© JUNGE FREIHEIT Verlag GmbH & Co.  www.jungefreiheit.de    11/00 10. März 2000

 
Siegmar Faust: Der Provokateur. Ein politischer Roman
Leben zwischen den Fronten
Jörg Bernhard Bilke

Von Siegmar Faust, dem in Sachsen verfolgten Schriftsteller, hörte ich Schreckliches im Sommer 1976: Er sei, so wurde berichtet, im "Tigerkäfig" des Zuchthauses Cottbus von einem Offizier der "Volkspolizei" zu Tode geprügelt worden. Als wir uns dann am 17. November 1976, einen Tag nach Wolf Biermanns Ausbürgerung, in Berlin kennenlernten, verstanden wir uns auf Anhieb. Wenige Wochen später besuchte er micht in der Lüneburger Ost-Akademie und sprach mir seine Lebensgeschichte auf Band.

Im Jahr 1944 in Heidenau bei Dresden geboren, hatte er nach dem Abitur 1964 den SED-Staat von seiner schlimmsten Seite erlebt. In der sozialistischen Landwirtschaft und als Kellner hatte er gearbeitet, von der Leipziger Universität war er im Sommer 1966 wegen "Disziplinlosigkeit und politischer Unzuverlässigkeit" exmatrikuliert worden. In Leipzig als Motorbootfahrer hatte ihn die "Staatssicherheit" anwerben sollen als "inoffiziellen Mitarbeiter", was ihm der Dichterfreund Volker Braun heftigst ausgeredet hatte. Als Machtpförtner 1971 in der "Deutschen Bücherei" hatte er stapelweise verbotene Westliteratur durchstöbern können. Dann wurde er verhaftet, noch aus der Untersuchungshaft nach einem Jahr freigelassen und als Fahrstuhlführer in die Heidenauer Papierfabrik eingewiesen, wo er miterlebte, wie aus Westpaketen beschlagnahmte Westliteratur zu Wellpappe verarbeitet wurde. Die zweite Verhaftung erfolgte 1971 mit anschließender Verurteilung zu viereinhalb Jahren Zuchthaus wegen "staatsfeindlicher Hetze". In Cottbus geriet er dann wegen "psychologischer Kriegsvorbereitung" in Einzelhaft, auf Fürsprache Robert Havemanns bei Erich Honecker wurde er 1976 entlassen und am 1. September nach Westdeutschland ausgewiesen.
☆ ☆ ☆ ☆
Aufgabenliste:
• a. Gib bitte einen Abschnitt aus dem Text über Siegmar Faust wortgetreu wieder. Beginne bei den Worten "Siegmar Faust: Der" und höre nach "Lebensgeschichte auf Band." auf.
• b. Führe den Text über Siegmar Faust nach seinem letzten Satz weiter.

Daten der Box-Annotationen:
☆ ☆ ☆ ☆
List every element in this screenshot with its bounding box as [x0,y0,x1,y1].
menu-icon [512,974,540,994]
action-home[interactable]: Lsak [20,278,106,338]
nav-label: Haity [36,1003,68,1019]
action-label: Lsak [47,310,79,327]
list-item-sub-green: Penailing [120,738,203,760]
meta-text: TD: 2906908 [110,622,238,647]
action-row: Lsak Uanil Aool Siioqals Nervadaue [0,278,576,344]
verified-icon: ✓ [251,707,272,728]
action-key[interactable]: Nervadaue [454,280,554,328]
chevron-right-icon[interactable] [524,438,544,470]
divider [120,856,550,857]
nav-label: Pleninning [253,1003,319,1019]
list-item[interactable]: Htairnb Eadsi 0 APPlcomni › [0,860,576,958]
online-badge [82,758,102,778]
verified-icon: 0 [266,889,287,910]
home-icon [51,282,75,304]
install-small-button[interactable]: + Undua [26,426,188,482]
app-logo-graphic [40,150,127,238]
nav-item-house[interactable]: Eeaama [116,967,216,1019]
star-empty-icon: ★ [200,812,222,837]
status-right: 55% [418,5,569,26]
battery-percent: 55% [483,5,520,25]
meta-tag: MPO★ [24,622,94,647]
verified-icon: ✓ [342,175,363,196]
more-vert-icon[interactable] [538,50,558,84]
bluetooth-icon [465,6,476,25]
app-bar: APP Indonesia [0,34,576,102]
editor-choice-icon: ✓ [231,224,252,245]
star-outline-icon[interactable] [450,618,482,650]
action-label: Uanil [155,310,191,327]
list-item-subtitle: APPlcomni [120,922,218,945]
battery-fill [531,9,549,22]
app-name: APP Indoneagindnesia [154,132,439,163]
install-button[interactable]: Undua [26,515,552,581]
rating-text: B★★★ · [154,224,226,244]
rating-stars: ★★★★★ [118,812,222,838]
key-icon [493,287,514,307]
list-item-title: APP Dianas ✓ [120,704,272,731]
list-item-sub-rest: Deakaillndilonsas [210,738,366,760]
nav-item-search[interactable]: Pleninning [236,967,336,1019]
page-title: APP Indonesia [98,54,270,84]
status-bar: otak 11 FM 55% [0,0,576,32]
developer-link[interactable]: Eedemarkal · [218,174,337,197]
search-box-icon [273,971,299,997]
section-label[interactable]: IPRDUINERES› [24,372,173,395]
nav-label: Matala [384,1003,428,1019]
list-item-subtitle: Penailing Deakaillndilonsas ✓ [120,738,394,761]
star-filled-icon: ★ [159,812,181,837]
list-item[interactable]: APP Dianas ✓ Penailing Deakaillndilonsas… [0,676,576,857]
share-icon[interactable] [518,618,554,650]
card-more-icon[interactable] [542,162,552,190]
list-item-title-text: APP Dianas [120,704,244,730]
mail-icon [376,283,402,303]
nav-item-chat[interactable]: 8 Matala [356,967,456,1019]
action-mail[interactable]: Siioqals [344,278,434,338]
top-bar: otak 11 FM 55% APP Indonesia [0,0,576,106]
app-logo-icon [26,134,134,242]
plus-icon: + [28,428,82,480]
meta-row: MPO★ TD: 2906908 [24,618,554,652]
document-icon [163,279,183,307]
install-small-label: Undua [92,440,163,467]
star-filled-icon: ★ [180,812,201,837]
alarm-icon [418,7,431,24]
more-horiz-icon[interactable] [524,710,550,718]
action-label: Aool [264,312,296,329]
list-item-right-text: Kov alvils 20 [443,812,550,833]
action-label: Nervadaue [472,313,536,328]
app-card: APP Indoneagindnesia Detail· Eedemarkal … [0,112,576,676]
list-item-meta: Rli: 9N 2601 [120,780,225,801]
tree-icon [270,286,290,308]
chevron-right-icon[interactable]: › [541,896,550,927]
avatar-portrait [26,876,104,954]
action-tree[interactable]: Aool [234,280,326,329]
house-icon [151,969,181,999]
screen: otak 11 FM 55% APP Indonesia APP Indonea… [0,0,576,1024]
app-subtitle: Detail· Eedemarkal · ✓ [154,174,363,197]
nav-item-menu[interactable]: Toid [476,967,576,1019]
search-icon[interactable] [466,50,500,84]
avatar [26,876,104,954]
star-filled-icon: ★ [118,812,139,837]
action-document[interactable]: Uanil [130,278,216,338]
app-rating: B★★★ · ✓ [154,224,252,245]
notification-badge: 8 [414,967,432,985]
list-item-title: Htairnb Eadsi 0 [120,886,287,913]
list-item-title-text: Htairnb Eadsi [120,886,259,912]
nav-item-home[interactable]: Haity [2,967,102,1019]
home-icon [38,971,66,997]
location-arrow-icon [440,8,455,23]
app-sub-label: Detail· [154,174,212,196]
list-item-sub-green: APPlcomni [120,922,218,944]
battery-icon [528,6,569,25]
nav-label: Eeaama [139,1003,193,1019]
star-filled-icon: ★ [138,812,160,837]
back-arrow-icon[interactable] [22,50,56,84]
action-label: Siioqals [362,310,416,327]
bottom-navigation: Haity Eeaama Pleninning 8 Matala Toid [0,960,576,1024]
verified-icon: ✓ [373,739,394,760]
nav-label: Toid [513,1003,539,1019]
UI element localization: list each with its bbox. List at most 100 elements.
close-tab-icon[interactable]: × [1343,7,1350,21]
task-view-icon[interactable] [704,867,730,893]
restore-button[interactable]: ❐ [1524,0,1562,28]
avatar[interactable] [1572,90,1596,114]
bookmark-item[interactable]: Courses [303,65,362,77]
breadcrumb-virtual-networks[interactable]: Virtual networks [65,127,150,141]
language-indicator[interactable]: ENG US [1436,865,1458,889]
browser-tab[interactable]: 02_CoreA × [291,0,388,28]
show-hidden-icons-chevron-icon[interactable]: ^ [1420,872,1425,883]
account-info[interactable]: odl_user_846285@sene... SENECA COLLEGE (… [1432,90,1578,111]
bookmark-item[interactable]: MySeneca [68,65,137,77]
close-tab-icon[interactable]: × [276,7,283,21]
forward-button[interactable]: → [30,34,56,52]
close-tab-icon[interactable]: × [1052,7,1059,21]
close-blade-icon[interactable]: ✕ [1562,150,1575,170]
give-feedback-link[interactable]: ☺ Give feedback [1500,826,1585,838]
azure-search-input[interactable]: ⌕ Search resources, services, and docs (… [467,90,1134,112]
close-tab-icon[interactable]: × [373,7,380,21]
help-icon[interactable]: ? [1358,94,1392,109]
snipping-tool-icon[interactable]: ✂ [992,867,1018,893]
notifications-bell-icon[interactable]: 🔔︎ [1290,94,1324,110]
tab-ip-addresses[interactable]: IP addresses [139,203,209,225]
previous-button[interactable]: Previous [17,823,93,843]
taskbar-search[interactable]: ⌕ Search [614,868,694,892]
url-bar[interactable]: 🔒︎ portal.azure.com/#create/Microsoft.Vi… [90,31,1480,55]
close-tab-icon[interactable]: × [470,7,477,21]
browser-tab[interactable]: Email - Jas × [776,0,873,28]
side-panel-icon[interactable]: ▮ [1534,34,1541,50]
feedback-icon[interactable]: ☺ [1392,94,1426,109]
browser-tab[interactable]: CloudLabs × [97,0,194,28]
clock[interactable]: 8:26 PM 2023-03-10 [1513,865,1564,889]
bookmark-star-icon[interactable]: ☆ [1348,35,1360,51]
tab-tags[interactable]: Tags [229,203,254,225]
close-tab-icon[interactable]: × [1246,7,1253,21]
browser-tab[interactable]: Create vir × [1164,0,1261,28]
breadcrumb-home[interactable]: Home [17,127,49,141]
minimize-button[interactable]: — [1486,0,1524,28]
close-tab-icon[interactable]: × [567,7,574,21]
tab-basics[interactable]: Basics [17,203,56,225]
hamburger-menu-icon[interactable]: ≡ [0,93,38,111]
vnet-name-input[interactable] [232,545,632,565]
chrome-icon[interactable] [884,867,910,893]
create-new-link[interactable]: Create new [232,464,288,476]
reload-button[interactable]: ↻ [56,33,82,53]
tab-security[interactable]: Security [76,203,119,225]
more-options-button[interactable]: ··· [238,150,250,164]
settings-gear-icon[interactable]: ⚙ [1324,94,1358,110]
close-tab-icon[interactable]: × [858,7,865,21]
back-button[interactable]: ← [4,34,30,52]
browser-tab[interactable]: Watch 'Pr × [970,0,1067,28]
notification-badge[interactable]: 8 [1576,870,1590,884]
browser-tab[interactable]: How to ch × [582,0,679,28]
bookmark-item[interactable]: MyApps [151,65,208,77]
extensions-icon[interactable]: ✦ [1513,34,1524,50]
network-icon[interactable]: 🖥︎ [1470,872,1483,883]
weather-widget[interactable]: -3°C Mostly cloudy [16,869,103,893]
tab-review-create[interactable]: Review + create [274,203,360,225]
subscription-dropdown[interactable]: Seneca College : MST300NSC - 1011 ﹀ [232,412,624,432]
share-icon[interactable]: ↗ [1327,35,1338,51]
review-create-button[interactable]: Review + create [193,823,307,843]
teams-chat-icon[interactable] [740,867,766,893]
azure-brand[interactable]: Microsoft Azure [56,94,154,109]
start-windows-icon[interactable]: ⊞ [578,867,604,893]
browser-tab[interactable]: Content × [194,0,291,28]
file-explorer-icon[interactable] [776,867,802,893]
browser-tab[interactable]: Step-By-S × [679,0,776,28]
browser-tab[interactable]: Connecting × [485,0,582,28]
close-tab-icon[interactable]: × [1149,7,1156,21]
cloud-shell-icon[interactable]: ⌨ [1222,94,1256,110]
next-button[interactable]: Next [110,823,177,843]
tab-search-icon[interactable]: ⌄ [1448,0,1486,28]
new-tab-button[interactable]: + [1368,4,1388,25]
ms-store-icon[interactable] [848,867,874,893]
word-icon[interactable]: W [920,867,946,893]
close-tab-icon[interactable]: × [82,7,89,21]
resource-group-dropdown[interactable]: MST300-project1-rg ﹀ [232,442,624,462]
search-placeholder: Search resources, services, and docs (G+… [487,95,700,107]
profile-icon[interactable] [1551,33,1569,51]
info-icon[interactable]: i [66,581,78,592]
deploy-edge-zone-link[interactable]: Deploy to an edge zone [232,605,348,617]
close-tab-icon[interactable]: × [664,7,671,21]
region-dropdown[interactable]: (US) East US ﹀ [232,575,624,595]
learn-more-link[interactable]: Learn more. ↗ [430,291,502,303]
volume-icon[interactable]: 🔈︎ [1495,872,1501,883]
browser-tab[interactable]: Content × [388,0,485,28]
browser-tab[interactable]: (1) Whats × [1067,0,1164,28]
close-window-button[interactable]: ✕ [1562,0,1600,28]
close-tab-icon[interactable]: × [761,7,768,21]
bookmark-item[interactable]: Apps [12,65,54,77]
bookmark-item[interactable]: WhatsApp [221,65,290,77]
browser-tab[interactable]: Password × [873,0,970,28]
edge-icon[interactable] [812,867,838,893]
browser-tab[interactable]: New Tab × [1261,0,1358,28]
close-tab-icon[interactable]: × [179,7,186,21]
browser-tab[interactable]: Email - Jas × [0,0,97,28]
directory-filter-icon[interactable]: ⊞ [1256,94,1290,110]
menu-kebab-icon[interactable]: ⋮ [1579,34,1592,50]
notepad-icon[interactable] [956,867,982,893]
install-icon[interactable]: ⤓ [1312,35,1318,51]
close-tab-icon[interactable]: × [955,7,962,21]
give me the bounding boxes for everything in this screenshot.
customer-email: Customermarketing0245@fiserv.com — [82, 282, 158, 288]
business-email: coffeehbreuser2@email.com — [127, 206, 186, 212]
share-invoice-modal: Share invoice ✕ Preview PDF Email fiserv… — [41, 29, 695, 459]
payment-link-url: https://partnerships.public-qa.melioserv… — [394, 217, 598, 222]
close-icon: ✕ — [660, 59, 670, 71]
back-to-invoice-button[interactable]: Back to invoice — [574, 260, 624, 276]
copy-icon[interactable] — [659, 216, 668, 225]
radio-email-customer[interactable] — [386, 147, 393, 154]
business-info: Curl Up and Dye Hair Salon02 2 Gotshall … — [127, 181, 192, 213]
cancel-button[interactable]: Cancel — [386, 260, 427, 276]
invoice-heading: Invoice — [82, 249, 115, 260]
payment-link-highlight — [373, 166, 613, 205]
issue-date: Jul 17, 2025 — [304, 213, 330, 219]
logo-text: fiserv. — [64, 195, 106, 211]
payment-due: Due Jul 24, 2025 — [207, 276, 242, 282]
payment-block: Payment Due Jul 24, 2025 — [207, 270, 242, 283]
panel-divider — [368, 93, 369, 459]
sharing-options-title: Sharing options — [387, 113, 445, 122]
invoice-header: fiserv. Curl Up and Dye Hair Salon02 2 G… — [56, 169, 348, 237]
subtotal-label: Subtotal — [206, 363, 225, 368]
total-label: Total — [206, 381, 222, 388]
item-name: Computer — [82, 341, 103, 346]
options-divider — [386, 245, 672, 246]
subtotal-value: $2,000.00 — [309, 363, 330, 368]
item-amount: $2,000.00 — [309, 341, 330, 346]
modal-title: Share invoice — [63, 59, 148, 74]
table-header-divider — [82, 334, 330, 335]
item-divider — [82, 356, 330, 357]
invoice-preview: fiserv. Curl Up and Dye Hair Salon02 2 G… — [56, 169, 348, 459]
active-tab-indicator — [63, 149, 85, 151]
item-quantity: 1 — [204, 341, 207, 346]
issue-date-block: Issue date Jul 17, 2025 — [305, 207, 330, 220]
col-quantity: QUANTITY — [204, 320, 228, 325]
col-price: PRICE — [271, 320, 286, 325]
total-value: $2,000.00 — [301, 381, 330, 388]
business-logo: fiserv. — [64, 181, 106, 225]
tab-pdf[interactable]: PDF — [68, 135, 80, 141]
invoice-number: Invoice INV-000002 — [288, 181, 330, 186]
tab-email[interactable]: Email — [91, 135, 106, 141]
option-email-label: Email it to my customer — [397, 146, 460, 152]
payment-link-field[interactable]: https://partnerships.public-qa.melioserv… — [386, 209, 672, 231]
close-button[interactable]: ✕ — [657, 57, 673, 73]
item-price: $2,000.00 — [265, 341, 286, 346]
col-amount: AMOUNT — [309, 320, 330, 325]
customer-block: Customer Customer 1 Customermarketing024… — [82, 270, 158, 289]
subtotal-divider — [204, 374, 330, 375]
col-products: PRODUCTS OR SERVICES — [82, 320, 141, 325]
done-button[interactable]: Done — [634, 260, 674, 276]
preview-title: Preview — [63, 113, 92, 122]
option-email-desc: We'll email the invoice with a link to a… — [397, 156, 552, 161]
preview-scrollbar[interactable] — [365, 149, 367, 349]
☆ ☆ ☆ ☆
Lösungen:
• a.
Siegmar Faust: Der Provokateur. Ein politischer Roman
Leben zwischen den Fronten
Jörg Bernhard Bilke

Von Siegmar Faust, dem in Sachsen verfolgten Schriftsteller, hörte ich Schreckliches im Sommer 1976: Er sei, so wurde berichtet, im "Tigerkäfig" des Zuchthauses Cottbus von einem Offizier der "Volkspolizei" zu Tode geprügelt worden. Als wir uns dann am 17. November 1976, einen Tag nach Wolf Biermanns Ausbürgerung, in Berlin kennenlernten, verstanden wir uns auf Anhieb. Wenige Wochen später besuchte er micht in der Lüneburger Ost-Akademie und sprach mir seine Lebensgeschichte auf Band.

• b.
Ein aufregendes und gefährliches Leben, das ein Schriftsteller aber braucht, um seine Romane schreiben zu können. Aber den großen Roman, der von ihm erwartet wurde, schrieb Siegmar Faust nicht. Er zog zwei Jahrzehnte als Vortragsredner durchs Land, um überhaupt existieren zu können, und klärte seine unwissenden Zuhörer über die schlimmen Zustände im SED-Staat auf. Jetzt, im Alter von 55 Jahren, hat er seinen Lebensroman in München veröffentlicht, und man staunt über diese neue Stimme im gewaltigen Chor der DDR-Geschädigten.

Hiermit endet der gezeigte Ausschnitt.